- **THE REQUEST**:
Extract the lines that carry the string "label" from the listing.

- **DATASET ROWS**:
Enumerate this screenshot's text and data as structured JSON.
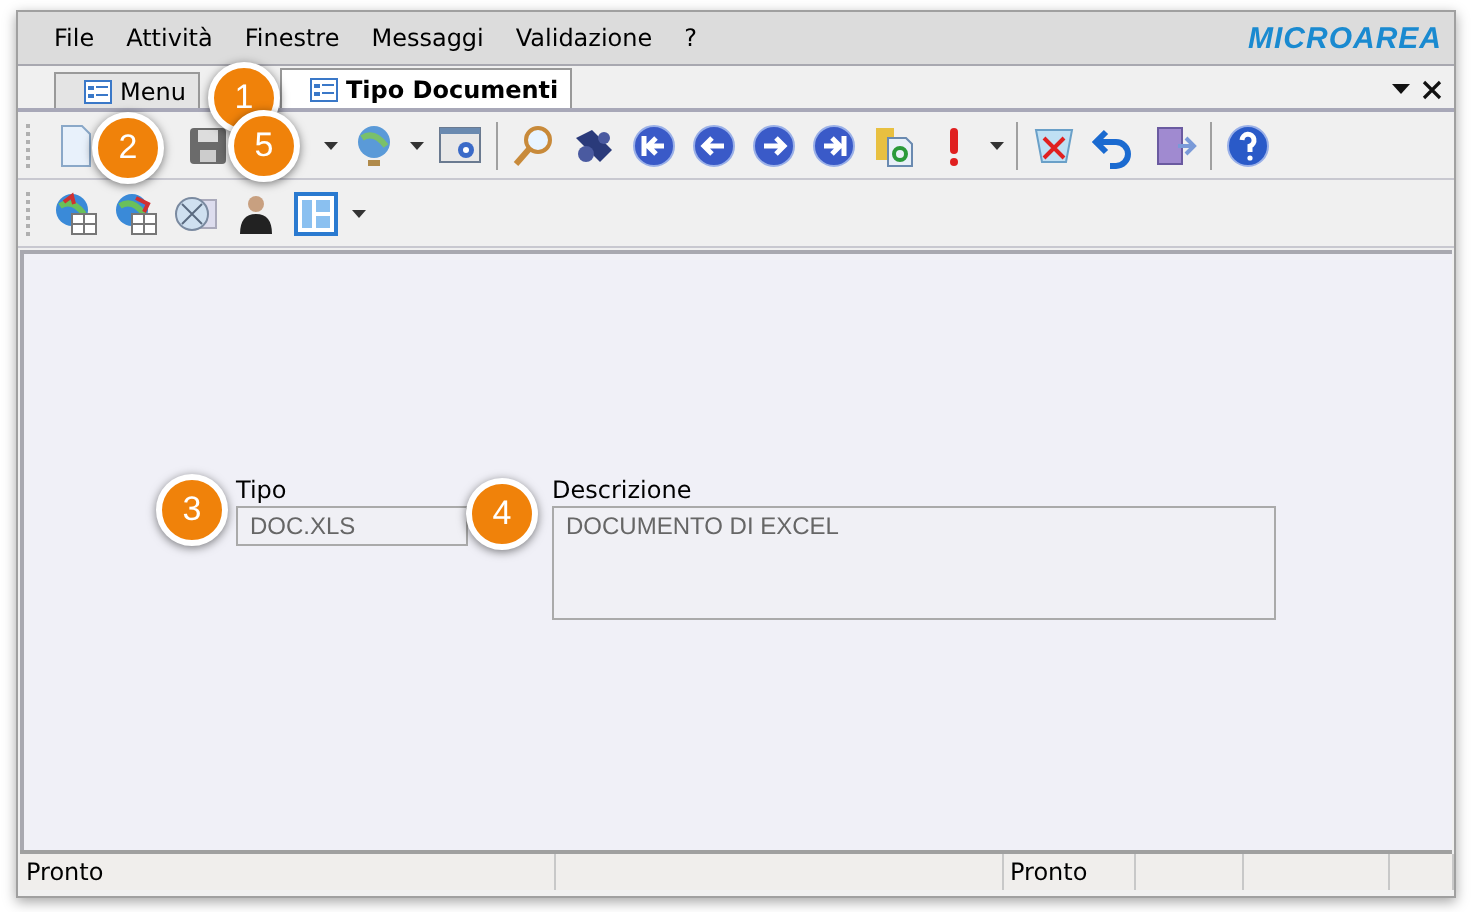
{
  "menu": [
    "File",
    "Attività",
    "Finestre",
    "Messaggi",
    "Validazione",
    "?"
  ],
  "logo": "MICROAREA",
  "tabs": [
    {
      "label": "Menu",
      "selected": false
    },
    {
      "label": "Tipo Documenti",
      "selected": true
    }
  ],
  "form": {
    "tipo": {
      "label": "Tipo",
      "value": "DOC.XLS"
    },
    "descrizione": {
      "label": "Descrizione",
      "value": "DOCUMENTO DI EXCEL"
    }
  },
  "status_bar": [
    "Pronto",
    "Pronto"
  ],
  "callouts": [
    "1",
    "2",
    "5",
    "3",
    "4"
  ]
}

---

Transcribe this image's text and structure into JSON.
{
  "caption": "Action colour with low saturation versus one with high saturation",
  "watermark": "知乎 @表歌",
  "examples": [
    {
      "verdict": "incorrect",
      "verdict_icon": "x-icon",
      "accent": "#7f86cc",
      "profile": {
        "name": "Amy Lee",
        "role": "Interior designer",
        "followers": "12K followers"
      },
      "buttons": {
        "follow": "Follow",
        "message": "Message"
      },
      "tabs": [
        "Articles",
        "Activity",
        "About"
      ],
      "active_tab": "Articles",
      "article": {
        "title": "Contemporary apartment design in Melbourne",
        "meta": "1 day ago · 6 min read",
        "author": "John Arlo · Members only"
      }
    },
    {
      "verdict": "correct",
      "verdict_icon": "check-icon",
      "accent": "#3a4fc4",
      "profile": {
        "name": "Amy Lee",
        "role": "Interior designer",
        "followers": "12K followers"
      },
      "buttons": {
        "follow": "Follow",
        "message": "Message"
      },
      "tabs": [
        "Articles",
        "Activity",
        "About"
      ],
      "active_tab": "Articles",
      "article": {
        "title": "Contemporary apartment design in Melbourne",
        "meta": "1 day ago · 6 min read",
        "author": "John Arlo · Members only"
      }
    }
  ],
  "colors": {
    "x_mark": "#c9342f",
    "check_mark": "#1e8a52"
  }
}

- **THE COMPLETED TASK**:
      "label": "Menu",
      "label": "Tipo Documenti",
      "label": "Tipo",
      "label": "Descrizione",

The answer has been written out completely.